_RECORDED DATA_
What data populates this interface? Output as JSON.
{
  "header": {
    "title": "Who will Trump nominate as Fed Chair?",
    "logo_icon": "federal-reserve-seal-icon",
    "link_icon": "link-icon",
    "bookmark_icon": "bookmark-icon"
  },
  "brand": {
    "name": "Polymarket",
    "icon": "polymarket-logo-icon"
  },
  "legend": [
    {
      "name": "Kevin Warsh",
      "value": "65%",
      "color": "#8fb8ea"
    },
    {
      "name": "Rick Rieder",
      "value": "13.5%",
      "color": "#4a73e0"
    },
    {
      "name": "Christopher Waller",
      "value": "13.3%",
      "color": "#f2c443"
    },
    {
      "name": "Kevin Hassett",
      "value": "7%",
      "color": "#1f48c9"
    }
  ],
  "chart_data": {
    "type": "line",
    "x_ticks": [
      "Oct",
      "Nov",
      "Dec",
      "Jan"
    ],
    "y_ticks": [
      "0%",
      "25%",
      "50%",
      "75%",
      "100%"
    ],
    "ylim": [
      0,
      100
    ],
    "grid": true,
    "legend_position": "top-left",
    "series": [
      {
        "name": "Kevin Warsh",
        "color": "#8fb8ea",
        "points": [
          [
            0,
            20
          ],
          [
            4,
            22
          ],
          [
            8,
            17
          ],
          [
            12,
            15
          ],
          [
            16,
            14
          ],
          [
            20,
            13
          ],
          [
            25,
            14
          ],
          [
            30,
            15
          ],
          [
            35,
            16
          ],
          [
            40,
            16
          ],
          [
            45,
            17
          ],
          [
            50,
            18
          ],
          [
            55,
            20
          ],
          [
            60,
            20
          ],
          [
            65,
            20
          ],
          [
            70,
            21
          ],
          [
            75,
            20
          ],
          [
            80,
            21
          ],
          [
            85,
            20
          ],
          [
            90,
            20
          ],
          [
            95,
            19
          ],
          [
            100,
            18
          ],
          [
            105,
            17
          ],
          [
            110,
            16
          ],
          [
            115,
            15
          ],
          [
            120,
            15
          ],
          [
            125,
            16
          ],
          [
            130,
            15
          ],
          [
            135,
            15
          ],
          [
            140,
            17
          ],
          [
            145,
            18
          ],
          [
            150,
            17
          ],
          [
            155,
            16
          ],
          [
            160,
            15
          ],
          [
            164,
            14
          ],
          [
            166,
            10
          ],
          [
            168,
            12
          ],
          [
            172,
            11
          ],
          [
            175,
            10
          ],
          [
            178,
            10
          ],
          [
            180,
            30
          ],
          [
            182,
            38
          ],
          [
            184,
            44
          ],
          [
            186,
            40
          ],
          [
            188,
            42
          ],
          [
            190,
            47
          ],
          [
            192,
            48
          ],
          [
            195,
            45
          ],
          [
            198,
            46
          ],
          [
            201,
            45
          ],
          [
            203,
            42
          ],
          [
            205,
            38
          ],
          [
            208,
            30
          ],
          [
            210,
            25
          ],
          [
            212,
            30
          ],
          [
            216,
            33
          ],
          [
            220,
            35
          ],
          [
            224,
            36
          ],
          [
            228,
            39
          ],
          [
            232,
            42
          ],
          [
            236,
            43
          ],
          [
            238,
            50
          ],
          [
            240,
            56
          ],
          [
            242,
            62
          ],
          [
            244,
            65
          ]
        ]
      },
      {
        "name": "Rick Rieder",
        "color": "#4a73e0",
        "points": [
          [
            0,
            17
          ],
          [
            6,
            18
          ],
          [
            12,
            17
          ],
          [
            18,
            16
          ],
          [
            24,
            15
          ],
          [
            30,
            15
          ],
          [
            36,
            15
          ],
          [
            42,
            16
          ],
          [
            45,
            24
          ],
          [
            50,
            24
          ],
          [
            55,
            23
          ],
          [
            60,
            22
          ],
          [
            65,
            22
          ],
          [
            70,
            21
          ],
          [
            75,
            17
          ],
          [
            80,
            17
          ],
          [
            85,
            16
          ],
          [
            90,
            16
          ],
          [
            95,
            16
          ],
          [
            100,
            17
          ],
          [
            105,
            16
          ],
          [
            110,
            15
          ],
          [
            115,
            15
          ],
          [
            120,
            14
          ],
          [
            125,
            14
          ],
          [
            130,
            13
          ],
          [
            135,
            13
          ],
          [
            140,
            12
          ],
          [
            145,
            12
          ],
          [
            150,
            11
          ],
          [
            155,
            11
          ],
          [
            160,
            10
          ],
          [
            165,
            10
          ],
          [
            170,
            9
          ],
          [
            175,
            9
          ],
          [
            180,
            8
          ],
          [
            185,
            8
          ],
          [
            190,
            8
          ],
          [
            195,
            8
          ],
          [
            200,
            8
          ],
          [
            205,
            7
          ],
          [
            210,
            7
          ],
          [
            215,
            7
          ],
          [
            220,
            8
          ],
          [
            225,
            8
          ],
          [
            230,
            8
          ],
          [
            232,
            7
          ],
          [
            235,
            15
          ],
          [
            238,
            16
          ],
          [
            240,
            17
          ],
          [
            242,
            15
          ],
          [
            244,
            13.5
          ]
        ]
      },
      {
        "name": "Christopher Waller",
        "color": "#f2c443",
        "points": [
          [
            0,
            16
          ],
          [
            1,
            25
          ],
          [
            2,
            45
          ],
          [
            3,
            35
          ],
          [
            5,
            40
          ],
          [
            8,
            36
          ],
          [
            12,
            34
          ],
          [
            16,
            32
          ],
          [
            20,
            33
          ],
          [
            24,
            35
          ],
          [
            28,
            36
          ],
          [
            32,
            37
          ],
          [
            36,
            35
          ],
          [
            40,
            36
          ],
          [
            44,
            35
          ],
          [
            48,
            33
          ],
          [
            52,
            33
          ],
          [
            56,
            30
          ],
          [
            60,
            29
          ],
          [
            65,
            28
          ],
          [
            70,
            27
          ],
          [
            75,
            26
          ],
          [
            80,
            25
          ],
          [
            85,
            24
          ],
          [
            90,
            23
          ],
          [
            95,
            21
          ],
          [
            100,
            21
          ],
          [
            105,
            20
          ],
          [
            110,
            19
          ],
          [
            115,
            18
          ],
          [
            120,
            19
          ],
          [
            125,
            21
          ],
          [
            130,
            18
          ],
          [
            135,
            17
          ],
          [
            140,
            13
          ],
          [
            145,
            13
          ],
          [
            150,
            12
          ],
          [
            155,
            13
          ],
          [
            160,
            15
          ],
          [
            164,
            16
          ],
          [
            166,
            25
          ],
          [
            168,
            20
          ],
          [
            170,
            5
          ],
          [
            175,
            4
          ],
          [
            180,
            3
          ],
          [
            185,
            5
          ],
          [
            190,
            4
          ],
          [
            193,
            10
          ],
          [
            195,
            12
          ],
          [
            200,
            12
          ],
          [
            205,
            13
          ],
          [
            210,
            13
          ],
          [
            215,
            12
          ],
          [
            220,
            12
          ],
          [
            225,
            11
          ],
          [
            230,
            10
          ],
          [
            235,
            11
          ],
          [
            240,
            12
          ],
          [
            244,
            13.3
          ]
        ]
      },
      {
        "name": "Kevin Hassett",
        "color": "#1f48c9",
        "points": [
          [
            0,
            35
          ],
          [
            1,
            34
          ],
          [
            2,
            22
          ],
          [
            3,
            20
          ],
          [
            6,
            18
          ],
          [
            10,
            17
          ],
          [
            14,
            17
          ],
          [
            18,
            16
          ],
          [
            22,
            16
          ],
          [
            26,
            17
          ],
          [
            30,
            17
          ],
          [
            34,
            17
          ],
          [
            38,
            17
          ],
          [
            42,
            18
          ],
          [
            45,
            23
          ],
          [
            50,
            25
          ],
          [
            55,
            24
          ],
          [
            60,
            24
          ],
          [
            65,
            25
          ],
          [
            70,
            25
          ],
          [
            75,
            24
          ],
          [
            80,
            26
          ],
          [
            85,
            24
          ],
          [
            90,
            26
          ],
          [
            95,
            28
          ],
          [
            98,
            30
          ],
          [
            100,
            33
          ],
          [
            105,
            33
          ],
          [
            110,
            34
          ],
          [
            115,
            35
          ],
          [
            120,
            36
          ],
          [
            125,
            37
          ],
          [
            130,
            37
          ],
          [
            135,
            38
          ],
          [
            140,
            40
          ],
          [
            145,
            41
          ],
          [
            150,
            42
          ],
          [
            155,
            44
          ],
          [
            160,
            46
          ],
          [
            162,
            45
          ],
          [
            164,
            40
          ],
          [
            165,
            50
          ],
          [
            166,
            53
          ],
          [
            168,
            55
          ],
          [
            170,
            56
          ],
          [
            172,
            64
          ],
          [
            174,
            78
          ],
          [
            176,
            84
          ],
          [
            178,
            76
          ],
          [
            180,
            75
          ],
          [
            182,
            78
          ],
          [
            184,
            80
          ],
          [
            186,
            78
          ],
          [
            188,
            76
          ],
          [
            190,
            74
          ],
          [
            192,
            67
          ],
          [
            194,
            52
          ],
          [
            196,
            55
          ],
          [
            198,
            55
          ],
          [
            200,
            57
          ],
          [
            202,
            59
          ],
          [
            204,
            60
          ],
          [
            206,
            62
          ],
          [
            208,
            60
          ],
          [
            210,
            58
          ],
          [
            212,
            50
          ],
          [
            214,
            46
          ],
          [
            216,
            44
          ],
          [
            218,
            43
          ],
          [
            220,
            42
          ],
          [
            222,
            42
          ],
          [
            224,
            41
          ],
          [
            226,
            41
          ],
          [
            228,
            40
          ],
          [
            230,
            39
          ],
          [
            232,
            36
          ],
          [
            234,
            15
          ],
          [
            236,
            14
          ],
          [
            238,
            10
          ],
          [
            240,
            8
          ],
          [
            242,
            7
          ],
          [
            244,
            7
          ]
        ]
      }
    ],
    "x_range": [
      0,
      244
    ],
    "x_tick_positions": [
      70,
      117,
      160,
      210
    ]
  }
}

_DO THIS_
Indicate how many lines of the material contain the string "Hassett", giving the number and nothing more.

_RESULT FOR THIS TASK_
2